[start]

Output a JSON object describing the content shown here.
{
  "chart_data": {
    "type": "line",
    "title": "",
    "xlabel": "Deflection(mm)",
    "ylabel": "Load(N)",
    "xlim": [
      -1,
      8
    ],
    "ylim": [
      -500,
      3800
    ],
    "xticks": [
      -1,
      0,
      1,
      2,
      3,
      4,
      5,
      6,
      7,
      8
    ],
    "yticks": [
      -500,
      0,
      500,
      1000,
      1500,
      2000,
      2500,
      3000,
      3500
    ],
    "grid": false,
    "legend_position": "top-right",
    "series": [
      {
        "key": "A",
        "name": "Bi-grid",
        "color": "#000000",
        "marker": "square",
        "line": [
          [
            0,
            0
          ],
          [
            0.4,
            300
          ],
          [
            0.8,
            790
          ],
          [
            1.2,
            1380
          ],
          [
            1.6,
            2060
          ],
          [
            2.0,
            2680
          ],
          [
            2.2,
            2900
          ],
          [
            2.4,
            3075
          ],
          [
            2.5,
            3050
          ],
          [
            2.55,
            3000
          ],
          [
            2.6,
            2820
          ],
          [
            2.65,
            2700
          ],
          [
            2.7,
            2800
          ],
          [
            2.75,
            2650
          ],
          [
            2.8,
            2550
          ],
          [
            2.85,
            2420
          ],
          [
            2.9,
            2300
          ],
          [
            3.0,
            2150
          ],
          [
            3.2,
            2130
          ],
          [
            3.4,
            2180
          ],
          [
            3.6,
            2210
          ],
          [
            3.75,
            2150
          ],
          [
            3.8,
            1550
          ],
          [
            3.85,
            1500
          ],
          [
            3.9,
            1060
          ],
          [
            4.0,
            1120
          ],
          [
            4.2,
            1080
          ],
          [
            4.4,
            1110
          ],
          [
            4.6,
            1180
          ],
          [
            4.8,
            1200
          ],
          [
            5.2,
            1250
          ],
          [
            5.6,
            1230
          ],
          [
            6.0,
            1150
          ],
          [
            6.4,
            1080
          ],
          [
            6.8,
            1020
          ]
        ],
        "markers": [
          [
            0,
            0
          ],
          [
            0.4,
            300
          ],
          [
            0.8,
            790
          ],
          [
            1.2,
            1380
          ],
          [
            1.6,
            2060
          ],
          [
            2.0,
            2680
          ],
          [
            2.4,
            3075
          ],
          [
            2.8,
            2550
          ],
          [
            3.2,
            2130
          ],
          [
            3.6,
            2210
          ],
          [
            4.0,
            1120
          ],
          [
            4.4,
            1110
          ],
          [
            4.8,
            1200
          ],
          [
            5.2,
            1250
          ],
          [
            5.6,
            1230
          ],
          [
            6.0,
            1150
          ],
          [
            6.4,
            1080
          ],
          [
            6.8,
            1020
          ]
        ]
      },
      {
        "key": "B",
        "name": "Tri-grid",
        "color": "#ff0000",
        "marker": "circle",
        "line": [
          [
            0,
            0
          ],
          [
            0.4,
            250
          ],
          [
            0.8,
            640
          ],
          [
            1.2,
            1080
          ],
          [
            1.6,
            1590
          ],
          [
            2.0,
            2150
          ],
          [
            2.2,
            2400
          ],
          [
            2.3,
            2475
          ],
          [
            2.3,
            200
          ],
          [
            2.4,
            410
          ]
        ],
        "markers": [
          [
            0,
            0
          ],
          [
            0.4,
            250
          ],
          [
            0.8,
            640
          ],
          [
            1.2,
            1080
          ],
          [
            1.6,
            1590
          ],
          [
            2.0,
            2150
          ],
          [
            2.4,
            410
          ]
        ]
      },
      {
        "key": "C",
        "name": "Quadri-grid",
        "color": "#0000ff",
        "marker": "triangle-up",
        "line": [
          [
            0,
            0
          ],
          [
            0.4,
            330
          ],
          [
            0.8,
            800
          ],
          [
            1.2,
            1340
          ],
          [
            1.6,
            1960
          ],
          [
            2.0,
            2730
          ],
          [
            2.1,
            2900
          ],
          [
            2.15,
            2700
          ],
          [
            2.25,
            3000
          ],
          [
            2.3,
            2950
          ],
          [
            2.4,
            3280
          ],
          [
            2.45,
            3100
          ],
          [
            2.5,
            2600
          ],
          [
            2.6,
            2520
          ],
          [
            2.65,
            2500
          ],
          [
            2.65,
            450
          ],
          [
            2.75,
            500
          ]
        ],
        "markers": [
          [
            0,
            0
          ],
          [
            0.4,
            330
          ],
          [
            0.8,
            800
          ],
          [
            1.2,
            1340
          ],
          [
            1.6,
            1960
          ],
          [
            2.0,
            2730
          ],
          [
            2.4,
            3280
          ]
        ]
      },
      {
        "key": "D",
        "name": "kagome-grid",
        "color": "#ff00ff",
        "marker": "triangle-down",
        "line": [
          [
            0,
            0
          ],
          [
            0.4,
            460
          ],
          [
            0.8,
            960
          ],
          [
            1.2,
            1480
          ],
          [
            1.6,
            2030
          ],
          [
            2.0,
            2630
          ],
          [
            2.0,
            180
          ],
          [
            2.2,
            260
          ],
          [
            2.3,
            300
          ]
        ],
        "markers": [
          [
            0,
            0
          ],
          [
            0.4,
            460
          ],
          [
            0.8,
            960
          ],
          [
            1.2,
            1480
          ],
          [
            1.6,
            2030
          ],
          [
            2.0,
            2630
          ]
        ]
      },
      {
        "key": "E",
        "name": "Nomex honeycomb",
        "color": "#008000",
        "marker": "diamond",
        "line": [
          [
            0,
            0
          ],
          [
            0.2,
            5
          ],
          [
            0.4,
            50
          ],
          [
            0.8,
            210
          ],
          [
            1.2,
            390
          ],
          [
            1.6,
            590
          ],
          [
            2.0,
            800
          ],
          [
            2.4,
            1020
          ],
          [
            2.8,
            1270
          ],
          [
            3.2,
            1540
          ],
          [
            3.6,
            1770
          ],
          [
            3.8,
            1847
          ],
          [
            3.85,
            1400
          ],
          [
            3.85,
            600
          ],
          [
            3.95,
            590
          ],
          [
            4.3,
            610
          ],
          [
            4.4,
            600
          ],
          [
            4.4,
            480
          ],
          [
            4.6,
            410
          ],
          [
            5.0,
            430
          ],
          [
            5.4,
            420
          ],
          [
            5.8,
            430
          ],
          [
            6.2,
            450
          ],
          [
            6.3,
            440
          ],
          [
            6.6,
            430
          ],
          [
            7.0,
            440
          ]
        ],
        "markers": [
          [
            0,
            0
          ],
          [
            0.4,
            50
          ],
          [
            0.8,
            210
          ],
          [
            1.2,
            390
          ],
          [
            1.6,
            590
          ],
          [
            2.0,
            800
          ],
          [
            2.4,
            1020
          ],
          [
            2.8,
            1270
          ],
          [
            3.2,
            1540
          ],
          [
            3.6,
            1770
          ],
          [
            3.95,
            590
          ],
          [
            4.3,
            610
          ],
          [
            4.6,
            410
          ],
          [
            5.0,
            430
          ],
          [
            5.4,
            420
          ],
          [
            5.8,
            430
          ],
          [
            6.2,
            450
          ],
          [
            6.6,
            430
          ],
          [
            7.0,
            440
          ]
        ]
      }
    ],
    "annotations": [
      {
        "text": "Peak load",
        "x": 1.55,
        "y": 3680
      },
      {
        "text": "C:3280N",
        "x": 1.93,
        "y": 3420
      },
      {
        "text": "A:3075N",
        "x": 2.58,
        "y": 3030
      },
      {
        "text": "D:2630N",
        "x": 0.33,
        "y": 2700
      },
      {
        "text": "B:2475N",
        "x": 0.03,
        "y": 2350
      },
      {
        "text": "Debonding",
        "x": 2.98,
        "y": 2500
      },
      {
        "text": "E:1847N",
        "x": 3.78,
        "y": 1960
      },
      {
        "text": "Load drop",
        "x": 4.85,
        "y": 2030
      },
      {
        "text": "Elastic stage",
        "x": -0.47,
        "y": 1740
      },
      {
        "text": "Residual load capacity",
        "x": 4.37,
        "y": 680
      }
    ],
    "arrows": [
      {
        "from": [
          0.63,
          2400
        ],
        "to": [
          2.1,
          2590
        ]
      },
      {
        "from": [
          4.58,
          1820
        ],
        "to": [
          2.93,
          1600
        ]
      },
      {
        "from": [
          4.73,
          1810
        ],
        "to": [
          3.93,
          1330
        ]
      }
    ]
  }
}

[end]

_Set problem_: Gather from the entries above all lines that include the string "color".

_Exercise answer_:
        "color": "#000000",
        "color": "#ff0000",
        "color": "#0000ff",
        "color": "#ff00ff",
        "color": "#008000",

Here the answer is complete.